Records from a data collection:

>> begin

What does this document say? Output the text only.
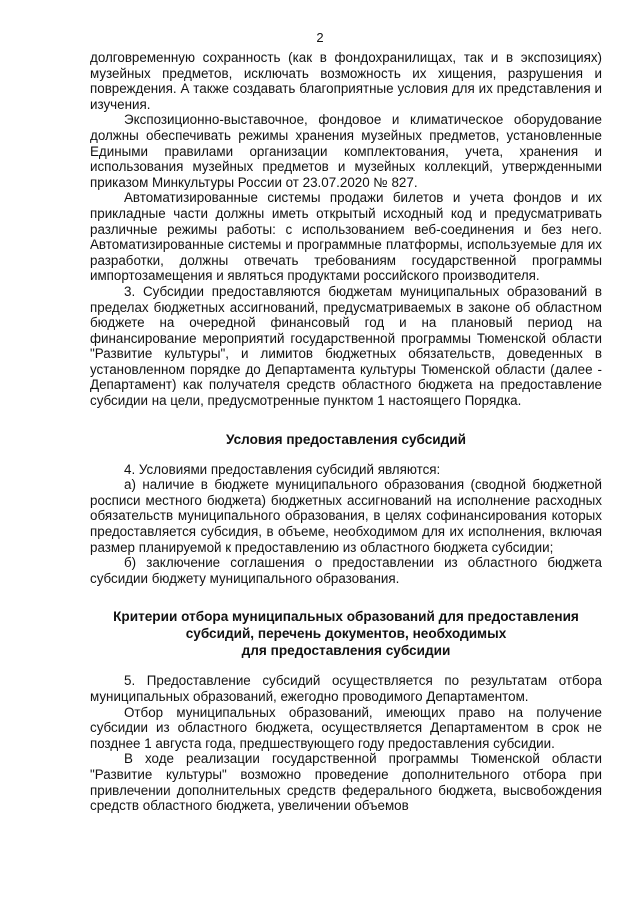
2

долговременную сохранность (как в фондохранилищах, так и в экспозициях) музейных предметов, исключать возможность их хищения, разрушения и повреждения. А также создавать благоприятные условия для их представления и изучения.

Экспозиционно-выставочное, фондовое и климатическое оборудование должны обеспечивать режимы хранения музейных предметов, установленные Едиными правилами организации комплектования, учета, хранения и использования музейных предметов и музейных коллекций, утвержденными приказом Минкультуры России от 23.07.2020 № 827.

Автоматизированные системы продажи билетов и учета фондов и их прикладные части должны иметь открытый исходный код и предусматривать различные режимы работы: с использованием веб-соединения и без него. Автоматизированные системы и программные платформы, используемые для их разработки, должны отвечать требованиям государственной программы импортозамещения и являться продуктами российского производителя.

3. Субсидии предоставляются бюджетам муниципальных образований в пределах бюджетных ассигнований, предусматриваемых в законе об областном бюджете на очередной финансовый год и на плановый период на финансирование мероприятий государственной программы Тюменской области "Развитие культуры", и лимитов бюджетных обязательств, доведенных в установленном порядке до Департамента культуры Тюменской области (далее - Департамент) как получателя средств областного бюджета на предоставление субсидии на цели, предусмотренные пунктом 1 настоящего Порядка.

Условия предоставления субсидий

4. Условиями предоставления субсидий являются:

а) наличие в бюджете муниципального образования (сводной бюджетной росписи местного бюджета) бюджетных ассигнований на исполнение расходных обязательств муниципального образования, в целях софинансирования которых предоставляется субсидия, в объеме, необходимом для их исполнения, включая размер планируемой к предоставлению из областного бюджета субсидии;

б) заключение соглашения о предоставлении из областного бюджета субсидии бюджету муниципального образования.

Критерии отбора муниципальных образований для предоставления
субсидий, перечень документов, необходимых
для предоставления субсидии

5. Предоставление субсидий осуществляется по результатам отбора муниципальных образований, ежегодно проводимого Департаментом.

Отбор муниципальных образований, имеющих право на получение субсидии из областного бюджета, осуществляется Департаментом в срок не позднее 1 августа года, предшествующего году предоставления субсидии.

В ходе реализации государственной программы Тюменской области "Развитие культуры" возможно проведение дополнительного отбора при привлечении дополнительных средств федерального бюджета, высвобождения средств областного бюджета, увеличении объемов
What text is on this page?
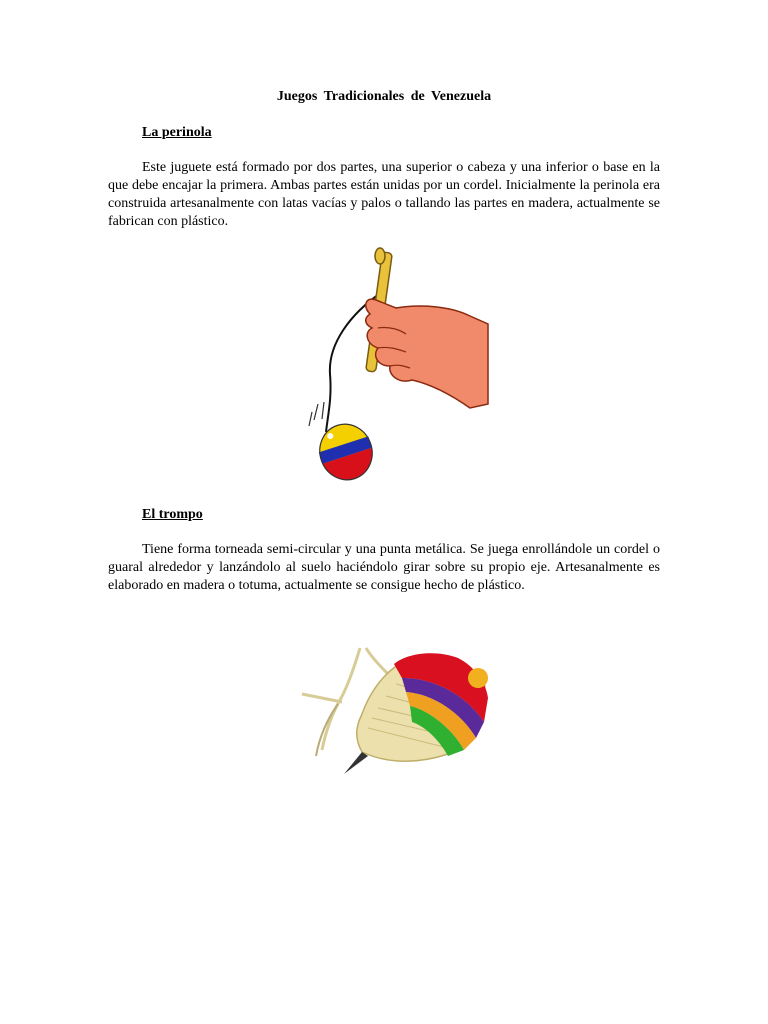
Juegos Tradicionales de Venezuela
La perinola

Este juguete está formado por dos partes, una superior o cabeza y una inferior o base en la que debe encajar la primera. Ambas partes están unidas por un cordel. Inicialmente la perinola era construida artesanalmente con latas vacías y palos o tallando las partes en madera, actualmente se fabrican con plástico.

El trompo

Tiene forma torneada semi-circular y una punta metálica. Se juega enrollándole un cordel o guaral alrededor y lanzándolo al suelo haciéndolo girar sobre su propio eje. Artesanalmente es elaborado en madera o totuma, actualmente se consigue hecho de plástico.
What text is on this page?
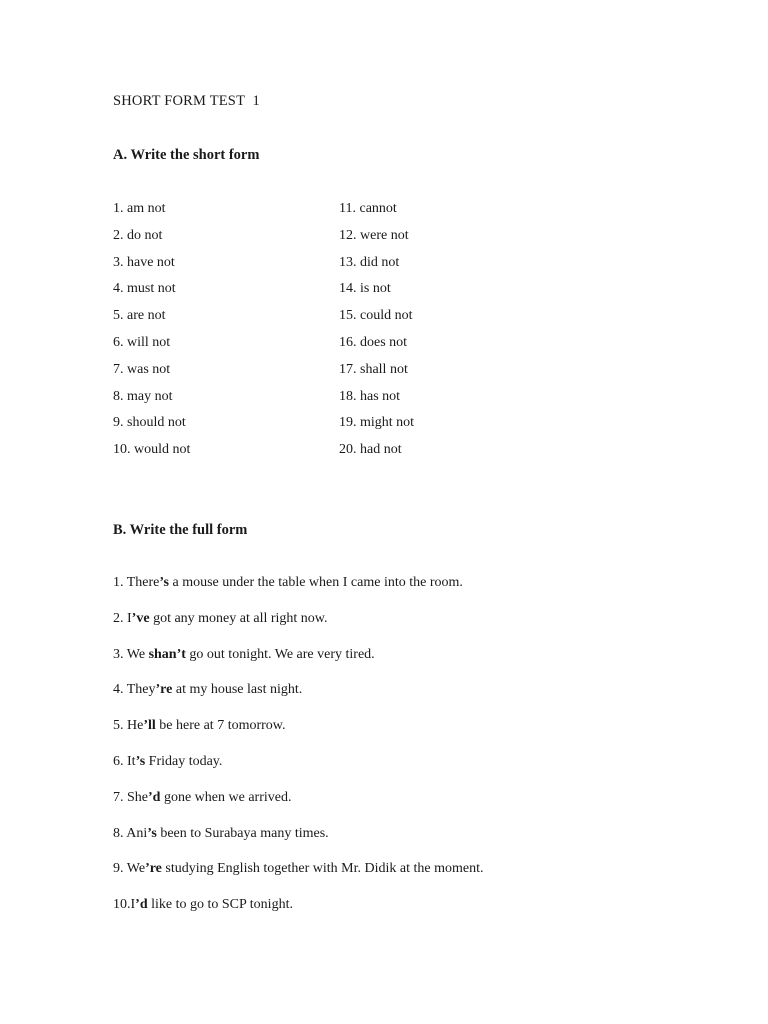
SHORT FORM TEST  1
A. Write the short form
1. am not
2. do not
3. have not
4. must not
5. are not
6. will not
7. was not
8. may not
9. should not
10. would not
11. cannot
12. were not
13. did not
14. is not
15. could not
16. does not
17. shall not
18. has not
19. might not
20. had not
B. Write the full form
1. There’s a mouse under the table when I came into the room.
2. I’ve got any money at all right now.
3. We shan’t go out tonight. We are very tired.
4. They’re at my house last night.
5. He’ll be here at 7 tomorrow.
6. It’s Friday today.
7. She’d gone when we arrived.
8. Ani’s been to Surabaya many times.
9. We’re studying English together with Mr. Didik at the moment.
10.I’d like to go to SCP tonight.
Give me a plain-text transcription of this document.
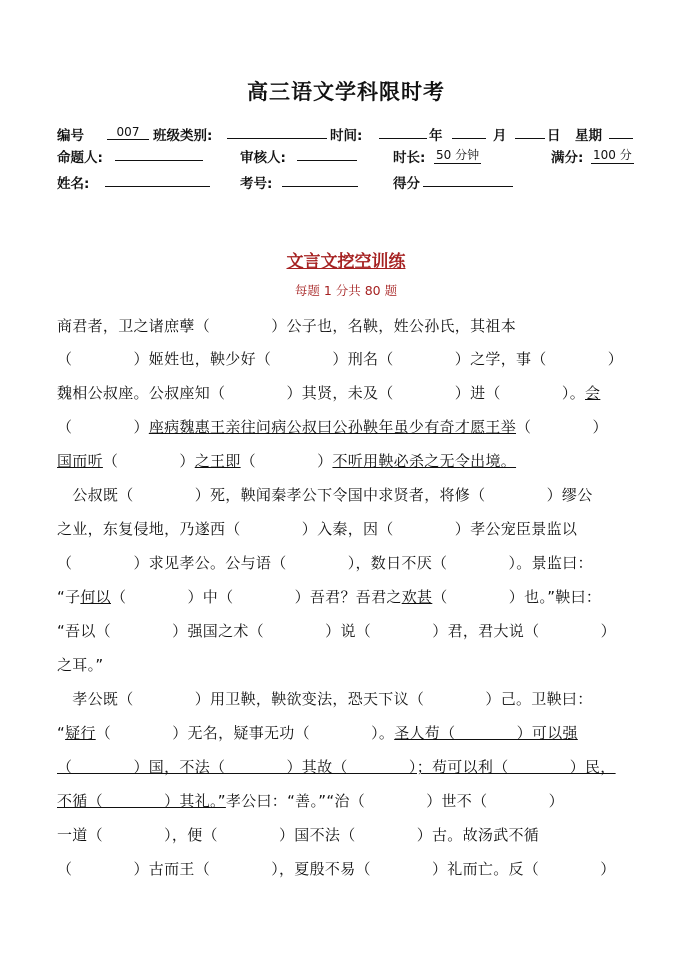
高三语文学科限时考
编号	007	班级类别:	时间:	年	月	日 星期
命题人:	审核人:	时长: 50 分钟	满分: 100 分
姓名:	考号:	得分
文言文挖空训练
每题 1 分共 80 题
商君者，卫之诸庶孽（　　　　）公子也，名鞅，姓公孙氏，其祖本
（　　　　）姬姓也，鞅少好（　　　　）刑名（　　　　）之学，事（　　　　）
魏相公叔座。公叔座知（　　　　）其贤，未及（　　　　）进（　　　　）。会
（　　　　）座病魏惠王亲往问病公叔曰公孙鞅年虽少有奇才愿王举（　　　　）
国而听（　　　　）之王即（　　　　）不听用鞅必杀之无令出境。
　公叔既（　　　　）死，鞅闻秦孝公下令国中求贤者，将修（　　　　）缪公
之业，东复侵地，乃遂西（　　　　）入秦，因（　　　　）孝公宠臣景监以
（　　　　）求见孝公。公与语（　　　　），数日不厌（　　　　）。景监曰：
“子何以（　　　　）中（　　　　）吾君？吾君之欢甚（　　　　）也。”鞅曰：
“吾以（　　　　）强国之术（　　　　）说（　　　　）君，君大说（　　　　）
之耳。”
　孝公既（　　　　）用卫鞅，鞅欲变法，恐天下议（　　　　）己。卫鞅曰：
“疑行（　　　　）无名，疑事无功（　　　　）。圣人苟（　　　　）可以强
（　　　　）国，不法（　　　　）其故（　　　　）；苟可以利（　　　　）民，
不循（　　　　）其礼。”孝公曰：“善。”“治（　　　　）世不（　　　　）
一道（　　　　），便（　　　　）国不法（　　　　）古。故汤武不循
（　　　　）古而王（　　　　），夏殷不易（　　　　）礼而亡。反（　　　　）
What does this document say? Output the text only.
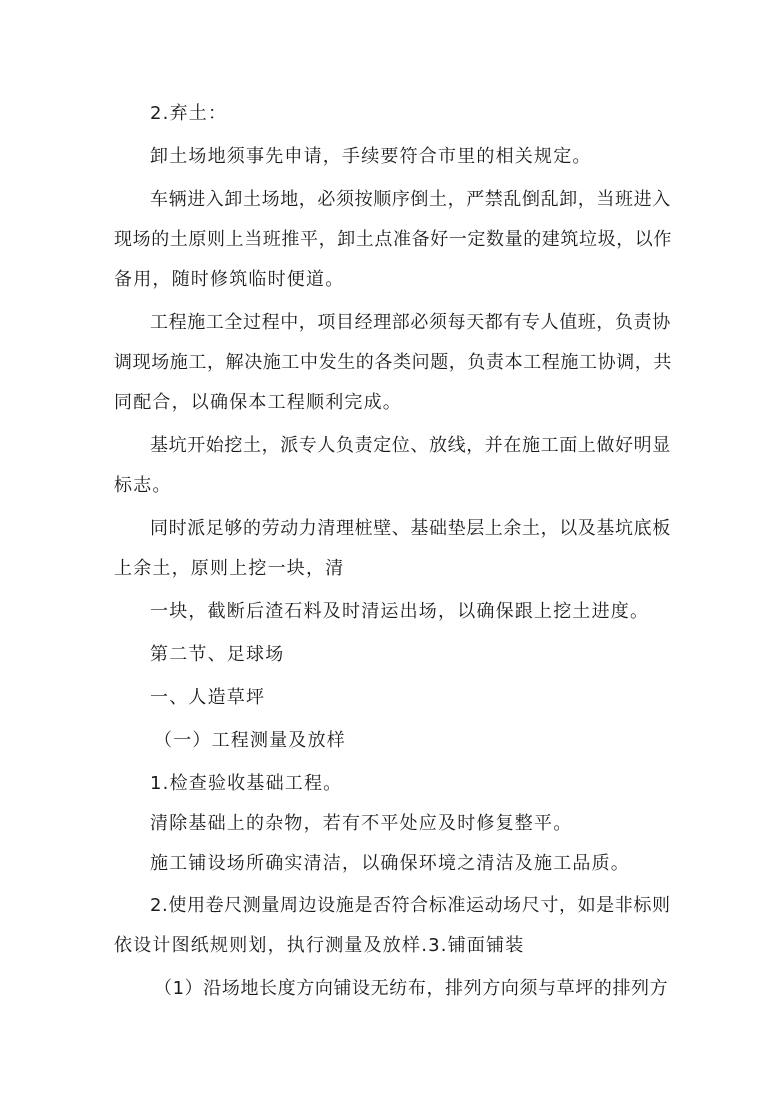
2.弃土：
卸土场地须事先申请，手续要符合市里的相关规定。
车辆进入卸土场地，必须按顺序倒土，严禁乱倒乱卸，当班进入
现场的土原则上当班推平，卸土点准备好一定数量的建筑垃圾，以作
备用，随时修筑临时便道。
工程施工全过程中，项目经理部必须每天都有专人值班，负责协
调现场施工，解决施工中发生的各类问题，负责本工程施工协调，共
同配合，以确保本工程顺利完成。
基坑开始挖土，派专人负责定位、放线，并在施工面上做好明显
标志。
同时派足够的劳动力清理桩壁、基础垫层上余土，以及基坑底板
上余土，原则上挖一块，清
一块，截断后渣石料及时清运出场，以确保跟上挖土进度。
第二节、足球场
一、人造草坪
（一）工程测量及放样
1.检查验收基础工程。
清除基础上的杂物，若有不平处应及时修复整平。
施工铺设场所确实清洁，以确保环境之清洁及施工品质。
2.使用卷尺测量周边设施是否符合标准运动场尺寸，如是非标则
依设计图纸规则划，执行测量及放样.3.铺面铺装
（1）沿场地长度方向铺设无纺布，排列方向须与草坪的排列方
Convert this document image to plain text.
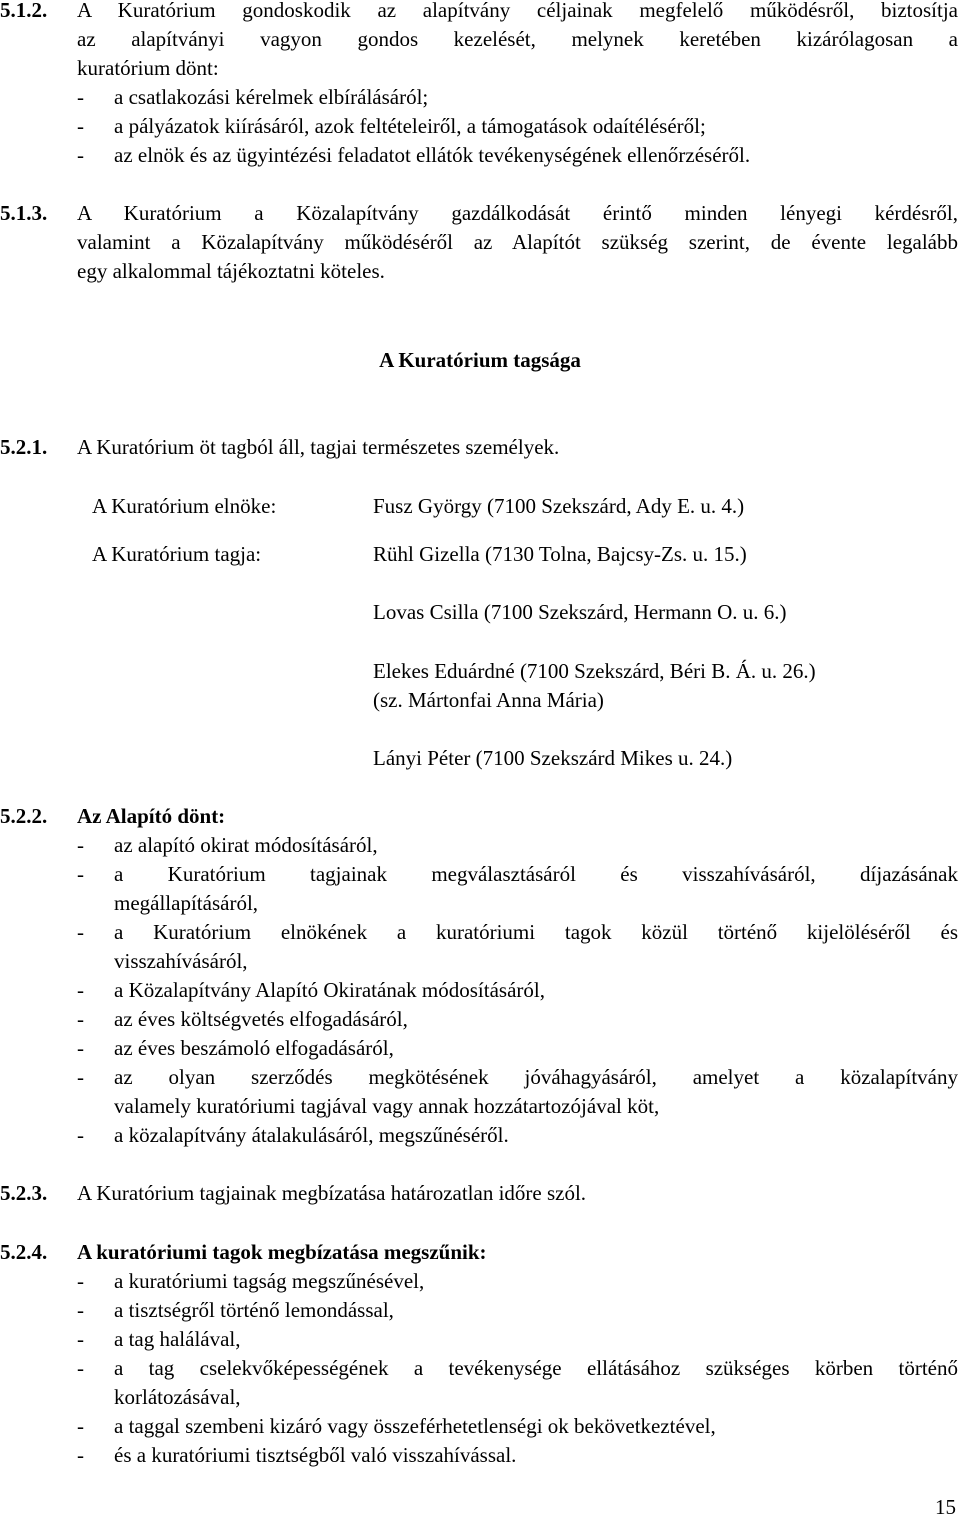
5.1.2. A Kuratórium gondoskodik az alapítvány céljainak megfelelő működésről, biztosítja
az alapítványi vagyon gondos kezelését, melynek keretében kizárólagosan a
kuratórium dönt:
- a csatlakozási kérelmek elbírálásáról;
- a pályázatok kiírásáról, azok feltételeiről, a támogatások odaítéléséről;
- az elnök és az ügyintézési feladatot ellátók tevékenységének ellenőrzéséről.
5.1.3. A Kuratórium a Közalapítvány gazdálkodását érintő minden lényegi kérdésről,
valamint a Közalapítvány működéséről az Alapítót szükség szerint, de évente legalább
egy alkalommal tájékoztatni köteles.
A Kuratórium tagsága
5.2.1. A Kuratórium öt tagból áll, tagjai természetes személyek.
A Kuratórium elnöke:	Fusz György (7100 Szekszárd, Ady E. u. 4.)
A Kuratórium tagja:	Rühl Gizella (7130 Tolna, Bajcsy-Zs. u. 15.)
Lovas Csilla (7100 Szekszárd, Hermann O. u. 6.)
Elekes Eduárdné (7100 Szekszárd, Béri B. Á. u. 26.)
(sz. Mártonfai Anna Mária)
Lányi Péter (7100 Szekszárd Mikes u. 24.)
5.2.2. Az Alapító dönt:
- az alapító okirat módosításáról,
- a Kuratórium tagjainak megválasztásáról és visszahívásáról, díjazásának
megállapításáról,
- a Kuratórium elnökének a kuratóriumi tagok közül történő kijelöléséről és
visszahívásáról,
- a Közalapítvány Alapító Okiratának módosításáról,
- az éves költségvetés elfogadásáról,
- az éves beszámoló elfogadásáról,
- az olyan szerződés megkötésének jóváhagyásáról, amelyet a közalapítvány
valamely kuratóriumi tagjával vagy annak hozzátartozójával köt,
- a közalapítvány átalakulásáról, megszűnéséről.
5.2.3. A Kuratórium tagjainak megbízatása határozatlan időre szól.
5.2.4. A kuratóriumi tagok megbízatása megszűnik:
- a kuratóriumi tagság megszűnésével,
- a tisztségről történő lemondással,
- a tag halálával,
- a tag cselekvőképességének a tevékenysége ellátásához szükséges körben történő
korlátozásával,
- a taggal szembeni kizáró vagy összeférhetetlenségi ok bekövetkeztével,
- és a kuratóriumi tisztségből való visszahívással.
15
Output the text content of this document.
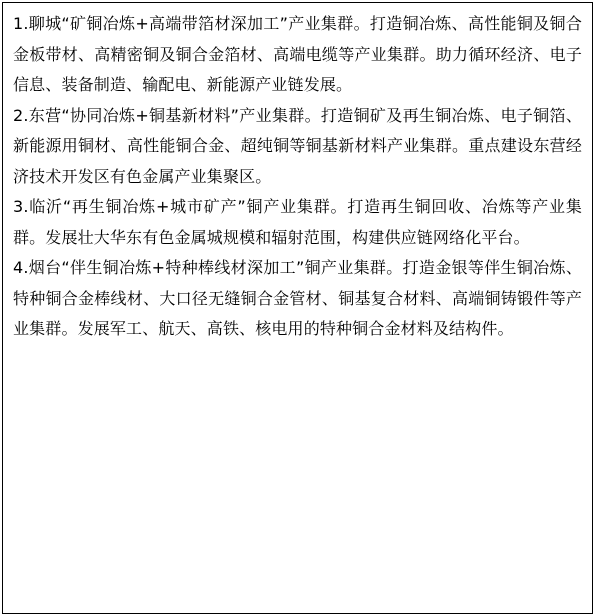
1.聊城“矿铜冶炼+高端带箔材深加工”产业集群。打造铜冶炼、高性能铜及铜合金板带材、高精密铜及铜合金箔材、高端电缆等产业集群。助力循环经济、电子信息、装备制造、输配电、新能源产业链发展。

2.东营“协同冶炼+铜基新材料”产业集群。打造铜矿及再生铜冶炼、电子铜箔、新能源用铜材、高性能铜合金、超纯铜等铜基新材料产业集群。重点建设东营经济技术开发区有色金属产业集聚区。

3.临沂“再生铜冶炼+城市矿产”铜产业集群。打造再生铜回收、冶炼等产业集群。发展壮大华东有色金属城规模和辐射范围，构建供应链网络化平台。

4.烟台“伴生铜冶炼+特种棒线材深加工”铜产业集群。打造金银等伴生铜冶炼、特种铜合金棒线材、大口径无缝铜合金管材、铜基复合材料、高端铜铸锻件等产业集群。发展军工、航天、高铁、核电用的特种铜合金材料及结构件。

>> end

■ AIM: Return each line of the listing that holds the string "this".

■ EXERCISE RESPONSE:
What does this document say? Output the text only.
What text is on this page?
What text is on this page?
Give me a plain-text transcription of this document.
What does this document say? Output the text only.
Convert this document image to plain text.
Output the text content of this document.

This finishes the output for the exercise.